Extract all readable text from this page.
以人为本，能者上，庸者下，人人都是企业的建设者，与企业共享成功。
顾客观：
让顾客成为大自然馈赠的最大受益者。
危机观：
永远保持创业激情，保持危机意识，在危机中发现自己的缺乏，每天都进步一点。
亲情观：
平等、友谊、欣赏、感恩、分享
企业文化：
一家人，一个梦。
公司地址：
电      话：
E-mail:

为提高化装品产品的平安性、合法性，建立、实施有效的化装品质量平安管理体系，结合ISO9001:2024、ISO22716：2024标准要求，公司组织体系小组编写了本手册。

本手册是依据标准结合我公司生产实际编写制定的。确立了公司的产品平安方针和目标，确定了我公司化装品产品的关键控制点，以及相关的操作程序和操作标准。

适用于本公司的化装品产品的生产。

Requirement: The records above should be restated word for word, please.

The result:
Extract all readable text from this page.
以人为本，能者上，庸者下，人人都是企业的建设者，与企业共享成功。
顾客观：
让顾客成为大自然馈赠的最大受益者。
危机观：
永远保持创业激情，保持危机意识，在危机中发现自己的缺乏，每天都进步一点。
亲情观：
平等、友谊、欣赏、感恩、分享
企业文化：
一家人，一个梦。
公司地址：
电      话：
E-mail:

为提高化装品产品的平安性、合法性，建立、实施有效的化装品质量平安管理体系，结合ISO9001:2024、ISO22716：2024标准要求，公司组织体系小组编写了本手册。

本手册是依据标准结合我公司生产实际编写制定的。确立了公司的产品平安方针和目标，确定了我公司化装品产品的关键控制点，以及相关的操作程序和操作标准。

适用于本公司的化装品产品的生产。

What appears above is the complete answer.